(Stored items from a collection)
§

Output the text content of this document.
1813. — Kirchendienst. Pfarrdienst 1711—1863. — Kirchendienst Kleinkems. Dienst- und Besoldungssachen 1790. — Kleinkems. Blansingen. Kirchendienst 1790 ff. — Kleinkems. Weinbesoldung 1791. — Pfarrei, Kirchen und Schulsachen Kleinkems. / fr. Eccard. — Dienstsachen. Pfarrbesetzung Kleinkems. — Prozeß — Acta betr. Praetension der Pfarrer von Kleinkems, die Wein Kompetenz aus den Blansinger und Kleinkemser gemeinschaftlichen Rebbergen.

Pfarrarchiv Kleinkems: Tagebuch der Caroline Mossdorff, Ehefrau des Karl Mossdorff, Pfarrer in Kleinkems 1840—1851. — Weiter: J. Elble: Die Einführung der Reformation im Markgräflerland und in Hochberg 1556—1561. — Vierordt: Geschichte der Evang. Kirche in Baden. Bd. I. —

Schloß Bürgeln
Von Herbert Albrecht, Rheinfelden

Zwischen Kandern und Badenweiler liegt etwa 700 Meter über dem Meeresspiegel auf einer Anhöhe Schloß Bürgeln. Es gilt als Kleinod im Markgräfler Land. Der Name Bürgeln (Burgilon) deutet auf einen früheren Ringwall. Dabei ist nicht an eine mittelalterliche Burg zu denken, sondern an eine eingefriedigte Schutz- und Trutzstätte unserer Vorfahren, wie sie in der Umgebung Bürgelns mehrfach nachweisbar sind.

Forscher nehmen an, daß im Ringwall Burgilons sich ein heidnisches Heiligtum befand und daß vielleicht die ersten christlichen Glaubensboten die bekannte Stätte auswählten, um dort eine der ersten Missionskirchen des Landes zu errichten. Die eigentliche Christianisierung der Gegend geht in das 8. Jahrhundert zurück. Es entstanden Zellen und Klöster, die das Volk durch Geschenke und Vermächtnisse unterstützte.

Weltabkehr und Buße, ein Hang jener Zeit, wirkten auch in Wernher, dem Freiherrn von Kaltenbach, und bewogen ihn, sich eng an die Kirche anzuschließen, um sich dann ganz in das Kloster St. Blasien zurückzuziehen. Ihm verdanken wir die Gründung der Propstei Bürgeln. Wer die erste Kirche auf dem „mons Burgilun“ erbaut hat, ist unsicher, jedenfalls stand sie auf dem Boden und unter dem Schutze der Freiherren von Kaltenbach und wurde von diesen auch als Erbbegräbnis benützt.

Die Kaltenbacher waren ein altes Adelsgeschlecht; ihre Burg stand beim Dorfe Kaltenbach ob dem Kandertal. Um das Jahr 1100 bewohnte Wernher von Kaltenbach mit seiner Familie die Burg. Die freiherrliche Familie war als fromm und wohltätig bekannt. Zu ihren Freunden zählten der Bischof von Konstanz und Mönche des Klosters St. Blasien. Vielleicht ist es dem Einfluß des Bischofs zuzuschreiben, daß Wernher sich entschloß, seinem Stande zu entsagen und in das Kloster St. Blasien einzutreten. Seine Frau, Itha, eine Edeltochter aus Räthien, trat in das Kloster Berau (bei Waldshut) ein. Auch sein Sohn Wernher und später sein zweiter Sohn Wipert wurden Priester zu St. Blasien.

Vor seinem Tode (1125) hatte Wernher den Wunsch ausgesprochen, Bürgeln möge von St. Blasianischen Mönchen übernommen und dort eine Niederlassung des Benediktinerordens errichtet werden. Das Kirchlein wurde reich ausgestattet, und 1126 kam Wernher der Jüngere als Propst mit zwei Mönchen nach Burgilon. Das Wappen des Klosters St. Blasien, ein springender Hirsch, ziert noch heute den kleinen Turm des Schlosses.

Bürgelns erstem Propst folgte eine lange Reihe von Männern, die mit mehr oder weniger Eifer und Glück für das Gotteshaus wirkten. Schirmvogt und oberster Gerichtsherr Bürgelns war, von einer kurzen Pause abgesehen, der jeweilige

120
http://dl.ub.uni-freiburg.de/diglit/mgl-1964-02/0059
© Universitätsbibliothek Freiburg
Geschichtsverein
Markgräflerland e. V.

§

> AIM OF THE EXERCISE
Retype the listing exactly, in full.

> FINAL ANSWER
Output the text content of this document.
1813. — Kirchendienst. Pfarrdienst 1711—1863. — Kirchendienst Kleinkems. Dienst- und Besoldungssachen 1790. — Kleinkems. Blansingen. Kirchendienst 1790 ff. — Kleinkems. Weinbesoldung 1791. — Pfarrei, Kirchen und Schulsachen Kleinkems. / fr. Eccard. — Dienstsachen. Pfarrbesetzung Kleinkems. — Prozeß — Acta betr. Praetension der Pfarrer von Kleinkems, die Wein Kompetenz aus den Blansinger und Kleinkemser gemeinschaftlichen Rebbergen.

Pfarrarchiv Kleinkems: Tagebuch der Caroline Mossdorff, Ehefrau des Karl Mossdorff, Pfarrer in Kleinkems 1840—1851. — Weiter: J. Elble: Die Einführung der Reformation im Markgräflerland und in Hochberg 1556—1561. — Vierordt: Geschichte der Evang. Kirche in Baden. Bd. I. —

Schloß Bürgeln
Von Herbert Albrecht, Rheinfelden

Zwischen Kandern und Badenweiler liegt etwa 700 Meter über dem Meeresspiegel auf einer Anhöhe Schloß Bürgeln. Es gilt als Kleinod im Markgräfler Land. Der Name Bürgeln (Burgilon) deutet auf einen früheren Ringwall. Dabei ist nicht an eine mittelalterliche Burg zu denken, sondern an eine eingefriedigte Schutz- und Trutzstätte unserer Vorfahren, wie sie in der Umgebung Bürgelns mehrfach nachweisbar sind.

Forscher nehmen an, daß im Ringwall Burgilons sich ein heidnisches Heiligtum befand und daß vielleicht die ersten christlichen Glaubensboten die bekannte Stätte auswählten, um dort eine der ersten Missionskirchen des Landes zu errichten. Die eigentliche Christianisierung der Gegend geht in das 8. Jahrhundert zurück. Es entstanden Zellen und Klöster, die das Volk durch Geschenke und Vermächtnisse unterstützte.

Weltabkehr und Buße, ein Hang jener Zeit, wirkten auch in Wernher, dem Freiherrn von Kaltenbach, und bewogen ihn, sich eng an die Kirche anzuschließen, um sich dann ganz in das Kloster St. Blasien zurückzuziehen. Ihm verdanken wir die Gründung der Propstei Bürgeln. Wer die erste Kirche auf dem „mons Burgilun“ erbaut hat, ist unsicher, jedenfalls stand sie auf dem Boden und unter dem Schutze der Freiherren von Kaltenbach und wurde von diesen auch als Erbbegräbnis benützt.

Die Kaltenbacher waren ein altes Adelsgeschlecht; ihre Burg stand beim Dorfe Kaltenbach ob dem Kandertal. Um das Jahr 1100 bewohnte Wernher von Kaltenbach mit seiner Familie die Burg. Die freiherrliche Familie war als fromm und wohltätig bekannt. Zu ihren Freunden zählten der Bischof von Konstanz und Mönche des Klosters St. Blasien. Vielleicht ist es dem Einfluß des Bischofs zuzuschreiben, daß Wernher sich entschloß, seinem Stande zu entsagen und in das Kloster St. Blasien einzutreten. Seine Frau, Itha, eine Edeltochter aus Räthien, trat in das Kloster Berau (bei Waldshut) ein. Auch sein Sohn Wernher und später sein zweiter Sohn Wipert wurden Priester zu St. Blasien.

Vor seinem Tode (1125) hatte Wernher den Wunsch ausgesprochen, Bürgeln möge von St. Blasianischen Mönchen übernommen und dort eine Niederlassung des Benediktinerordens errichtet werden. Das Kirchlein wurde reich ausgestattet, und 1126 kam Wernher der Jüngere als Propst mit zwei Mönchen nach Burgilon. Das Wappen des Klosters St. Blasien, ein springender Hirsch, ziert noch heute den kleinen Turm des Schlosses.

Bürgelns erstem Propst folgte eine lange Reihe von Männern, die mit mehr oder weniger Eifer und Glück für das Gotteshaus wirkten. Schirmvogt und oberster Gerichtsherr Bürgelns war, von einer kurzen Pause abgesehen, der jeweilige

120
http://dl.ub.uni-freiburg.de/diglit/mgl-1964-02/0059
© Universitätsbibliothek Freiburg
Geschichtsverein
Markgräflerland e. V.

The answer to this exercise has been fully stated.